> **Provided information**
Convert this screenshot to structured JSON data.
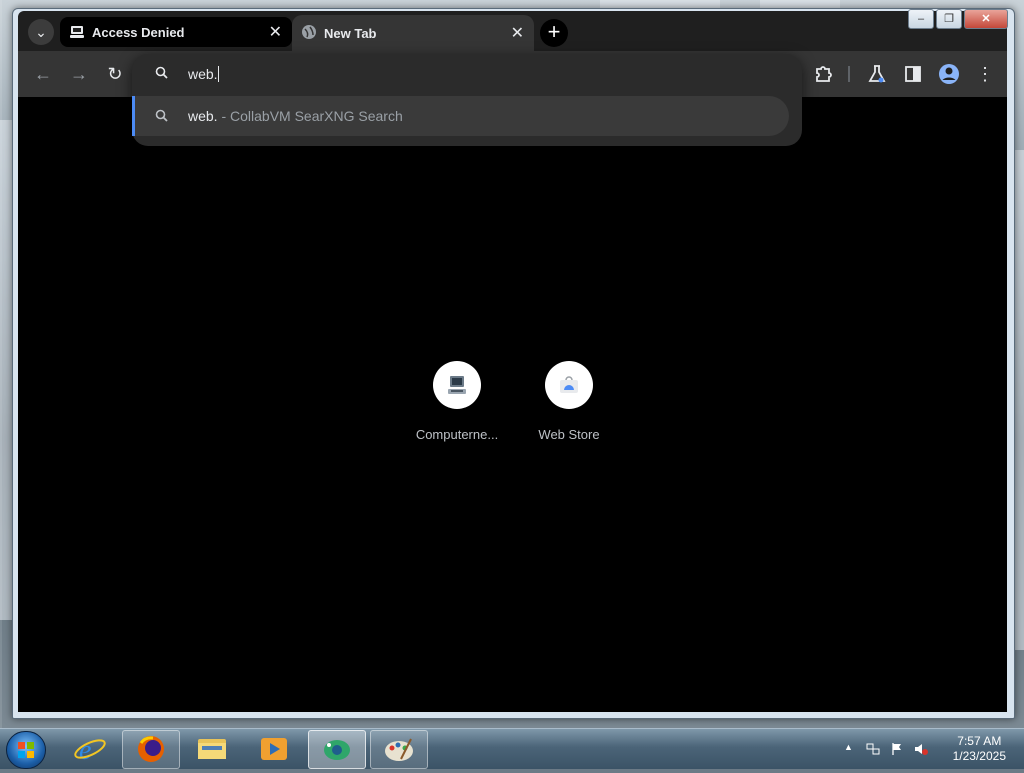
{
  "browser": {
    "tabs": [
      {
        "title": "Access Denied",
        "favicon": "computer-favicon",
        "active": false
      },
      {
        "title": "New Tab",
        "favicon": "globe-icon",
        "active": true
      }
    ],
    "window_controls": {
      "minimize": "‒",
      "maximize": "❐",
      "close": "✕"
    },
    "nav": {
      "back": "←",
      "forward": "→",
      "reload": "↻"
    },
    "toolbar_icons": [
      "puzzle-extensions-icon",
      "flask-labs-icon",
      "side-panel-icon",
      "profile-icon",
      "more-menu-icon"
    ]
  },
  "omnibox": {
    "value": "web.",
    "suggestions": [
      {
        "query": "web.",
        "description": " - CollabVM SearXNG Search"
      }
    ]
  },
  "new_tab": {
    "shortcuts": [
      {
        "label": "Computerne...",
        "icon": "computer-icon"
      },
      {
        "label": "Web Store",
        "icon": "web-store-icon"
      }
    ]
  },
  "taskbar": {
    "pinned": [
      "internet-explorer-icon",
      "firefox-icon",
      "file-explorer-icon",
      "media-player-icon",
      "chrome-app-icon",
      "paint-icon"
    ],
    "clock": {
      "time": "7:57 AM",
      "date": "1/23/2025"
    }
  },
  "colors": {
    "accent": "#4c8bf5",
    "toolbar": "#353535",
    "page_bg": "#000000"
  }
}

> **Problem to solve**
Identify and copy lines that hold the string "explorer".

> **Right answer**
      "internet-explorer-icon",
      "file-explorer-icon",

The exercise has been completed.